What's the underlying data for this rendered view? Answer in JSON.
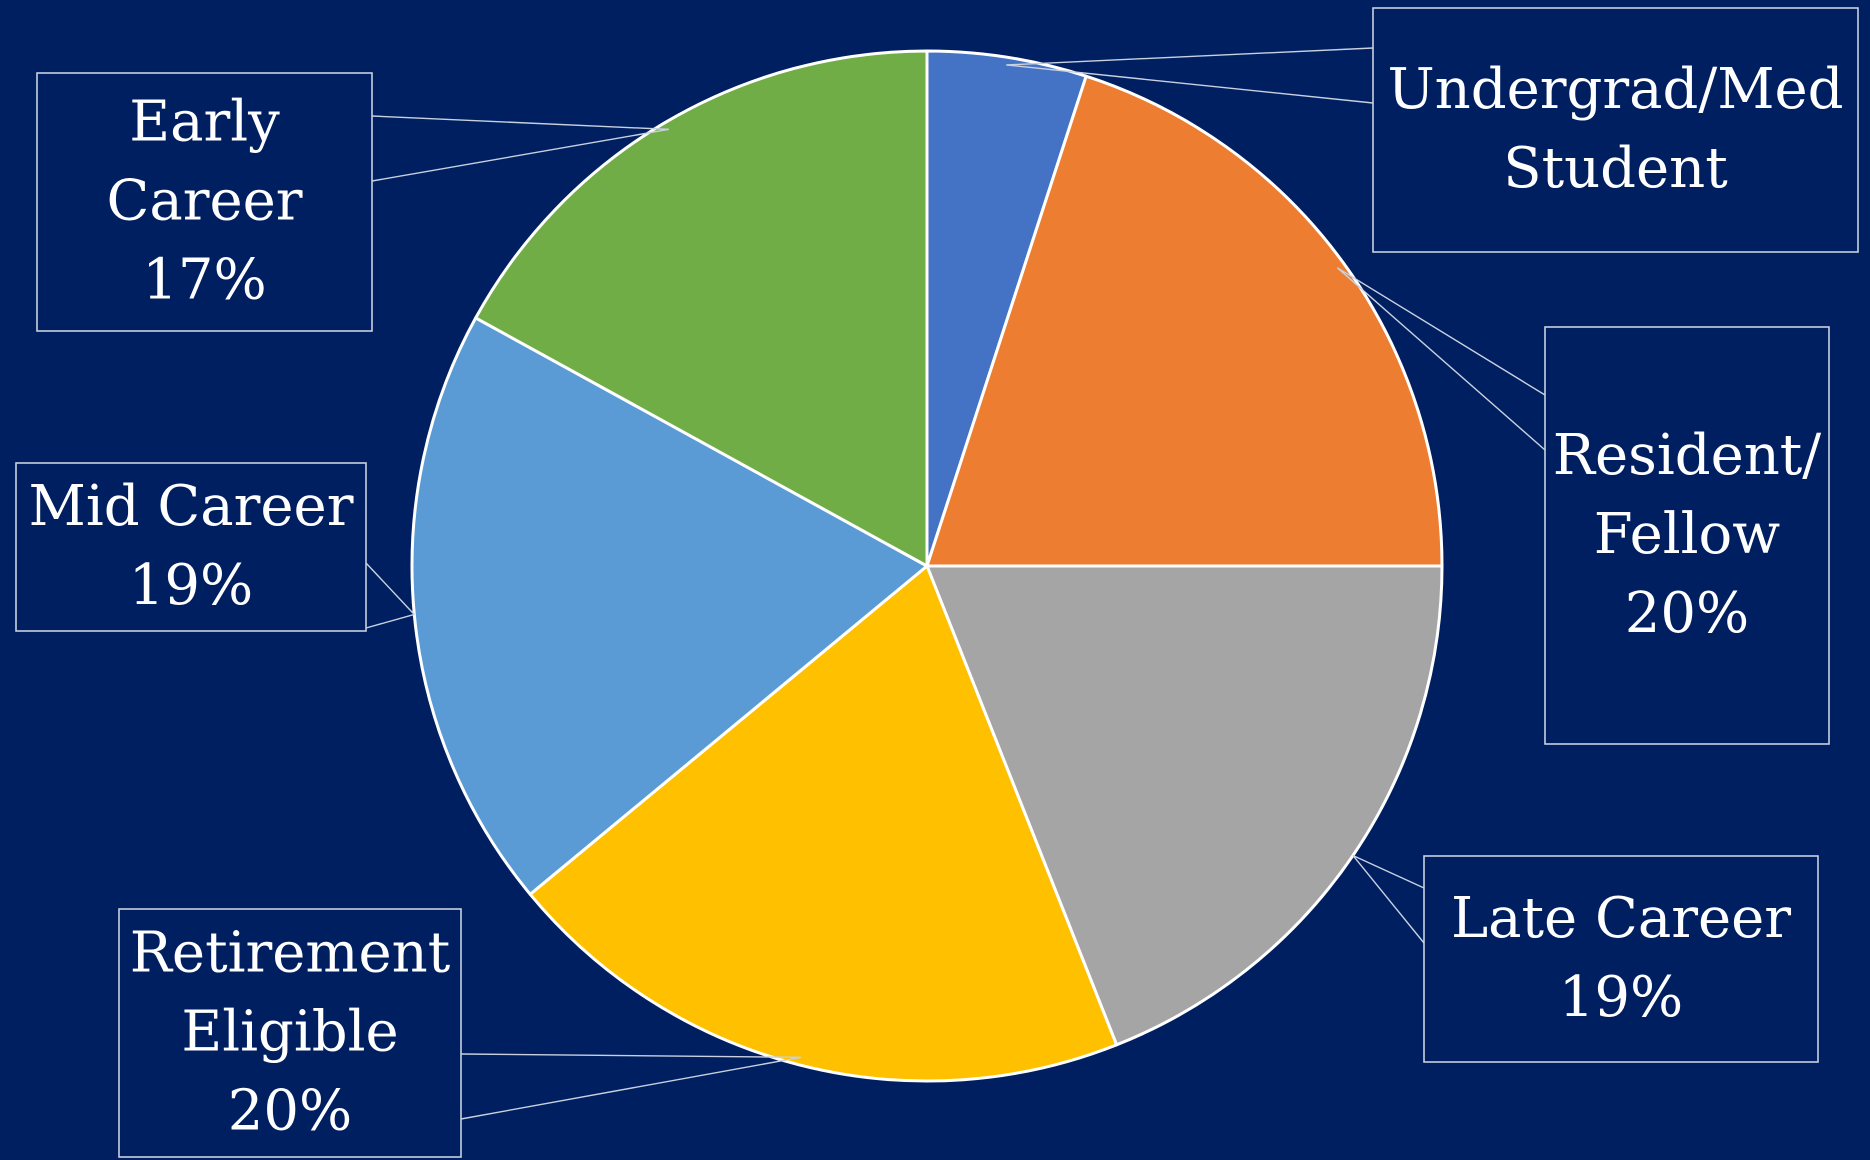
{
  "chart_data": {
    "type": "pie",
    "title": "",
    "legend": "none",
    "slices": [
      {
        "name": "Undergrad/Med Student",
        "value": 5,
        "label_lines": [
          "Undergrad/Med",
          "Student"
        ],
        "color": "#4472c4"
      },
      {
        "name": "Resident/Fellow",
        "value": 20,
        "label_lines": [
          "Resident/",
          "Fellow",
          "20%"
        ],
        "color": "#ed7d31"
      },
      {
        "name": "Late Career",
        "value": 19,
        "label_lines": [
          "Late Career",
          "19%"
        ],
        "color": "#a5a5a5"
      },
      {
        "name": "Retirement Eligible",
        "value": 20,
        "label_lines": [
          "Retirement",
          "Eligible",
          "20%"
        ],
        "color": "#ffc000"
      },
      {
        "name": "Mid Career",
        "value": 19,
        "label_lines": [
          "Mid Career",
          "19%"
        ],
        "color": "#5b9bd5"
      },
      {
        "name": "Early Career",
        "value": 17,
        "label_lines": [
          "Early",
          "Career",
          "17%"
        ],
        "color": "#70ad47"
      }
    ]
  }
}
• • •
### The exercise
Repeat the data above exactly, but not the pictures.

### Written response
What's the underlying data for this rendered view? Answer in JSON.
{
  "chart_data": {
    "type": "pie",
    "title": "",
    "legend": "none",
    "slices": [
      {
        "name": "Undergrad/Med Student",
        "value": 5,
        "label_lines": [
          "Undergrad/Med",
          "Student"
        ],
        "color": "#4472c4"
      },
      {
        "name": "Resident/Fellow",
        "value": 20,
        "label_lines": [
          "Resident/",
          "Fellow",
          "20%"
        ],
        "color": "#ed7d31"
      },
      {
        "name": "Late Career",
        "value": 19,
        "label_lines": [
          "Late Career",
          "19%"
        ],
        "color": "#a5a5a5"
      },
      {
        "name": "Retirement Eligible",
        "value": 20,
        "label_lines": [
          "Retirement",
          "Eligible",
          "20%"
        ],
        "color": "#ffc000"
      },
      {
        "name": "Mid Career",
        "value": 19,
        "label_lines": [
          "Mid Career",
          "19%"
        ],
        "color": "#5b9bd5"
      },
      {
        "name": "Early Career",
        "value": 17,
        "label_lines": [
          "Early",
          "Career",
          "17%"
        ],
        "color": "#70ad47"
      }
    ]
  }
}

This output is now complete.